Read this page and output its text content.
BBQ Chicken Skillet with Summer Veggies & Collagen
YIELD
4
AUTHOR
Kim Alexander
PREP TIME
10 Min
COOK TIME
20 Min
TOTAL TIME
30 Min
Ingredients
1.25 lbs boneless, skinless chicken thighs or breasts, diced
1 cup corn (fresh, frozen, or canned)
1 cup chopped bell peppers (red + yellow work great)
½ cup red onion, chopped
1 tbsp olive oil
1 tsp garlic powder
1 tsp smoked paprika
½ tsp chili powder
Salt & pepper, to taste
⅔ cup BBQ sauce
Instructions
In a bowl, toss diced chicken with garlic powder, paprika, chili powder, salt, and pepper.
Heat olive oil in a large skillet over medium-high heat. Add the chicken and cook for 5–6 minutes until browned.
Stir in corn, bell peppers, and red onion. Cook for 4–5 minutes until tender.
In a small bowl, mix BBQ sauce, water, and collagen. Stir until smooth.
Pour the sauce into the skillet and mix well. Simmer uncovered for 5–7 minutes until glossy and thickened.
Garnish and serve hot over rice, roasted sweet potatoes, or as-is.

WHAT THIS TASK INVOLVES:
Output all of the material, please, exactly as it stands.

EXERCISE SOLUTION:
Read this page and output its text content.
BBQ Chicken Skillet with Summer Veggies & Collagen
YIELD
4
AUTHOR
Kim Alexander
PREP TIME
10 Min
COOK TIME
20 Min
TOTAL TIME
30 Min
Ingredients
1.25 lbs boneless, skinless chicken thighs or breasts, diced
1 cup corn (fresh, frozen, or canned)
1 cup chopped bell peppers (red + yellow work great)
½ cup red onion, chopped
1 tbsp olive oil
1 tsp garlic powder
1 tsp smoked paprika
½ tsp chili powder
Salt & pepper, to taste
⅔ cup BBQ sauce
Instructions
In a bowl, toss diced chicken with garlic powder, paprika, chili powder, salt, and pepper.
Heat olive oil in a large skillet over medium-high heat. Add the chicken and cook for 5–6 minutes until browned.
Stir in corn, bell peppers, and red onion. Cook for 4–5 minutes until tender.
In a small bowl, mix BBQ sauce, water, and collagen. Stir until smooth.
Pour the sauce into the skillet and mix well. Simmer uncovered for 5–7 minutes until glossy and thickened.
Garnish and serve hot over rice, roasted sweet potatoes, or as-is.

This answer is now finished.